■ **SET TASK**:
State the number of lines in these records that include the word "JSON", and add nothing to it.

===============

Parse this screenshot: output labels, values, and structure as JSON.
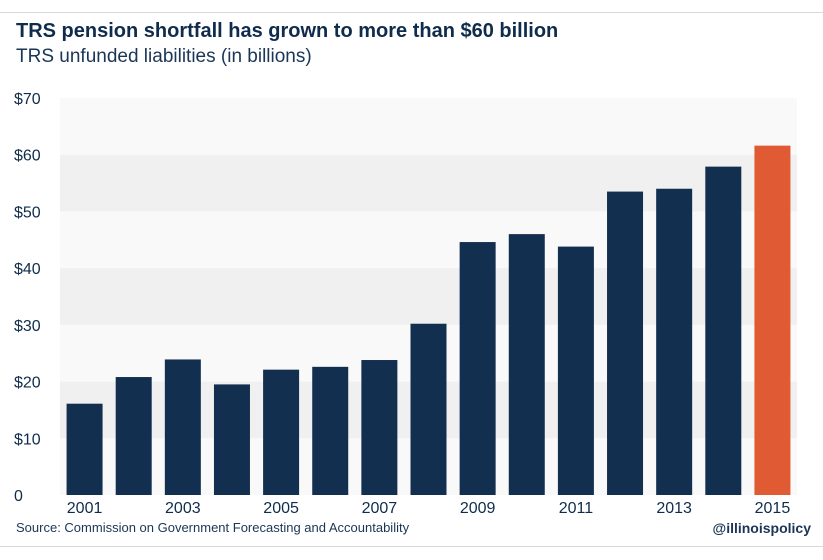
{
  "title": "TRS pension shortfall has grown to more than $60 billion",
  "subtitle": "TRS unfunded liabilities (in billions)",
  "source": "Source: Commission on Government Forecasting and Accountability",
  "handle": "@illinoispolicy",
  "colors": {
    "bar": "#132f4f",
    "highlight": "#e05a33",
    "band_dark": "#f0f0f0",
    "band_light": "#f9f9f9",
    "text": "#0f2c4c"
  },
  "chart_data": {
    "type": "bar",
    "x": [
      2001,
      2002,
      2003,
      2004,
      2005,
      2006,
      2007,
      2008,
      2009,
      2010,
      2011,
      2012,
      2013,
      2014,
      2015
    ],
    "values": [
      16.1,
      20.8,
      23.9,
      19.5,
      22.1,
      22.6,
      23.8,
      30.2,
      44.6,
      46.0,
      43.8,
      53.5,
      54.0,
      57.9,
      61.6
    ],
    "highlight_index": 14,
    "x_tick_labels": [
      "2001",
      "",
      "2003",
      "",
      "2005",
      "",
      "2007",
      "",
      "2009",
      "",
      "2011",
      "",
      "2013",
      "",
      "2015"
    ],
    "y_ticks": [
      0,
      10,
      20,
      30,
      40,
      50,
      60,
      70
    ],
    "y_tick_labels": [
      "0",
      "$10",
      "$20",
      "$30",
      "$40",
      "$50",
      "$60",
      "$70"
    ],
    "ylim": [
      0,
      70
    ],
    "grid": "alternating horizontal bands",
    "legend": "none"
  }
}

===============

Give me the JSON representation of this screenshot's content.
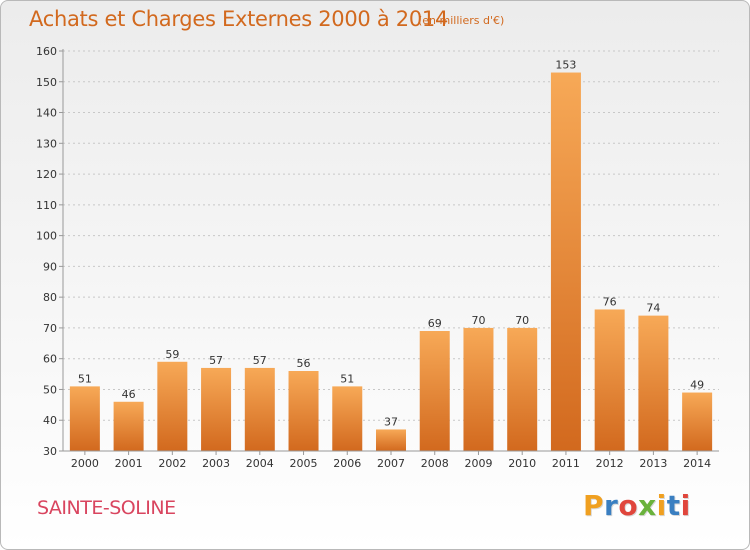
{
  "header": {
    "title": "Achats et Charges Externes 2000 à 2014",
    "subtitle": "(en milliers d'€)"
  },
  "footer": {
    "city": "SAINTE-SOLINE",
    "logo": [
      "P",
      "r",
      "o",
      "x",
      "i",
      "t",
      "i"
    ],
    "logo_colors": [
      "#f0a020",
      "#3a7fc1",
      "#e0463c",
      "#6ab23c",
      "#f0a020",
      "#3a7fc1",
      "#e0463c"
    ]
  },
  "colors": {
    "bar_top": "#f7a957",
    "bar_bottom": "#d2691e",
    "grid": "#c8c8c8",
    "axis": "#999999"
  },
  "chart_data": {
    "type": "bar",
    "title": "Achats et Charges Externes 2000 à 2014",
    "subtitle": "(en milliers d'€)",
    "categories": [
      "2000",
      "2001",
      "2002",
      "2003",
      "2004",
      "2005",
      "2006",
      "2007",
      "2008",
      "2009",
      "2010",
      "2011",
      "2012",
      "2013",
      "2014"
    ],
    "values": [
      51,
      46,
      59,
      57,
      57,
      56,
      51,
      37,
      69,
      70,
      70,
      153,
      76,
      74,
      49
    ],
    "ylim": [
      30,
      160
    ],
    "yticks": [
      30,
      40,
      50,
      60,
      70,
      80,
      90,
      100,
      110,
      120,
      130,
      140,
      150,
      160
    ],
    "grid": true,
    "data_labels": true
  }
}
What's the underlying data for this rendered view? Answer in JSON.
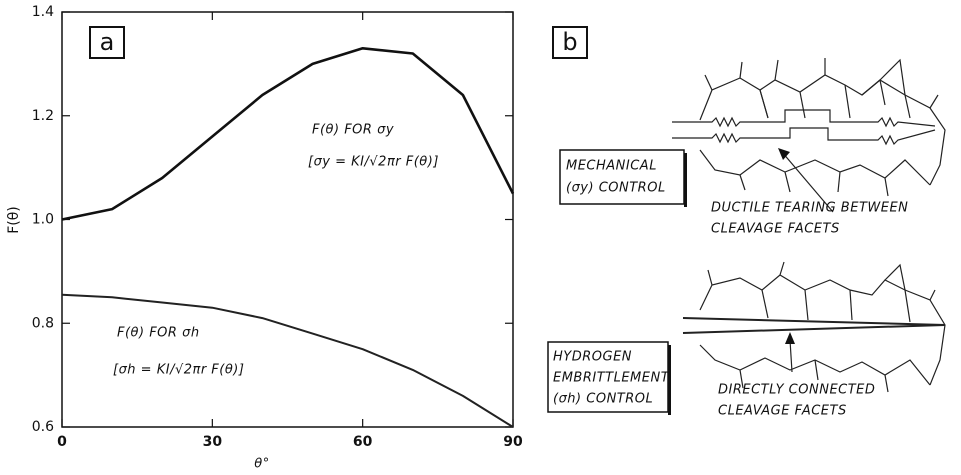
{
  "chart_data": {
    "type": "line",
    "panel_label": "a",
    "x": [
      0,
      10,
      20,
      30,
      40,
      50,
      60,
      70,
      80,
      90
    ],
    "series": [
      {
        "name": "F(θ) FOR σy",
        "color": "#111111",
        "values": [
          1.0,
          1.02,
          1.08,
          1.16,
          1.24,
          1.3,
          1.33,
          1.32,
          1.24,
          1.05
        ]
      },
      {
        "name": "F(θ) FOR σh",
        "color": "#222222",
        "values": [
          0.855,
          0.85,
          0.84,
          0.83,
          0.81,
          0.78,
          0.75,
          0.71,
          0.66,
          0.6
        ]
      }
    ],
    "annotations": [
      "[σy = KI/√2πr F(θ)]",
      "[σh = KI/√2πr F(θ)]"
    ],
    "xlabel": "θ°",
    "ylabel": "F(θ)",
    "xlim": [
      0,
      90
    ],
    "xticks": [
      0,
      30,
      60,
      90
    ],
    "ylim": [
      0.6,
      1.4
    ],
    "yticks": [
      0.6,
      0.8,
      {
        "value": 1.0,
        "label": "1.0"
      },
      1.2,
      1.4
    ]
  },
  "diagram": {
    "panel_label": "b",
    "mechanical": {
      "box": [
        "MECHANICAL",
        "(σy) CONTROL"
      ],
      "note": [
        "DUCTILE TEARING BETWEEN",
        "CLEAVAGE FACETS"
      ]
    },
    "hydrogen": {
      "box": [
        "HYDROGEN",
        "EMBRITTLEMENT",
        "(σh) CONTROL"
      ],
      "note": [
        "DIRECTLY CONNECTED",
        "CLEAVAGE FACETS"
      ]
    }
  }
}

===============

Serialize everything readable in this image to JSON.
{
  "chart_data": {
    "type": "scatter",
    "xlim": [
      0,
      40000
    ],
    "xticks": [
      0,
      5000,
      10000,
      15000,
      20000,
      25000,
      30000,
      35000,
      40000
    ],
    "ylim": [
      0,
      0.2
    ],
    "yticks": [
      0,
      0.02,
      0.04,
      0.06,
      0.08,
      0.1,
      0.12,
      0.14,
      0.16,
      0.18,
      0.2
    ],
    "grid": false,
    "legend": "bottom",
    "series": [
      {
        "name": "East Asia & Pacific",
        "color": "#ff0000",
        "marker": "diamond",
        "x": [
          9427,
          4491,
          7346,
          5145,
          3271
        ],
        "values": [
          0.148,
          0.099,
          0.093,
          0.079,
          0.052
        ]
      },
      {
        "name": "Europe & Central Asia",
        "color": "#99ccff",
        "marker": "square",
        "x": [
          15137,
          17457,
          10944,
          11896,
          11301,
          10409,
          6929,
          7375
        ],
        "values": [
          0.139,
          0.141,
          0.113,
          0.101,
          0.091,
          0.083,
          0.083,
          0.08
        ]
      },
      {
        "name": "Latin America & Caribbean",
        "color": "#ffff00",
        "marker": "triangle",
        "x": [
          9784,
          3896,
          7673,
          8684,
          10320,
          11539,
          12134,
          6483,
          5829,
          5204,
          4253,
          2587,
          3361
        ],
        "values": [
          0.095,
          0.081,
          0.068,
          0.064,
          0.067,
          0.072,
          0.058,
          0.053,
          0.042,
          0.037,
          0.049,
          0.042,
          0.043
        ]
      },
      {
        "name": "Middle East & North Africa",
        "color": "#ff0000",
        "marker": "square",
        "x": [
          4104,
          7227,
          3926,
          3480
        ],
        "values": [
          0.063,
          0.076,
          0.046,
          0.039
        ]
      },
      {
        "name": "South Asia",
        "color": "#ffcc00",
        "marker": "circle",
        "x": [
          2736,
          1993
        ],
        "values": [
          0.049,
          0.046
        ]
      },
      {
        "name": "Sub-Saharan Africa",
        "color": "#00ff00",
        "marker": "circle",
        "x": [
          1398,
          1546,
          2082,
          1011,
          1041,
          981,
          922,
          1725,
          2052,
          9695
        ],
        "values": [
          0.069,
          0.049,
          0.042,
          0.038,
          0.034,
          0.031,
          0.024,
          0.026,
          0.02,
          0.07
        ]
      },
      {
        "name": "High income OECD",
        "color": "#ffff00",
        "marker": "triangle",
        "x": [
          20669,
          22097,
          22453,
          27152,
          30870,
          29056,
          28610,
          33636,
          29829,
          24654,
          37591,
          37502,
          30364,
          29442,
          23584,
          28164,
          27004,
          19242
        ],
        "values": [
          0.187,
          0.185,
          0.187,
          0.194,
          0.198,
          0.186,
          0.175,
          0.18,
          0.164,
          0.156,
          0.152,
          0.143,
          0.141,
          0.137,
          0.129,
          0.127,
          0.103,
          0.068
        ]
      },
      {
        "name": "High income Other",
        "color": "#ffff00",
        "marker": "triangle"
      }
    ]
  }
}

===============

■ **EXERCISE SOLUTION**:
4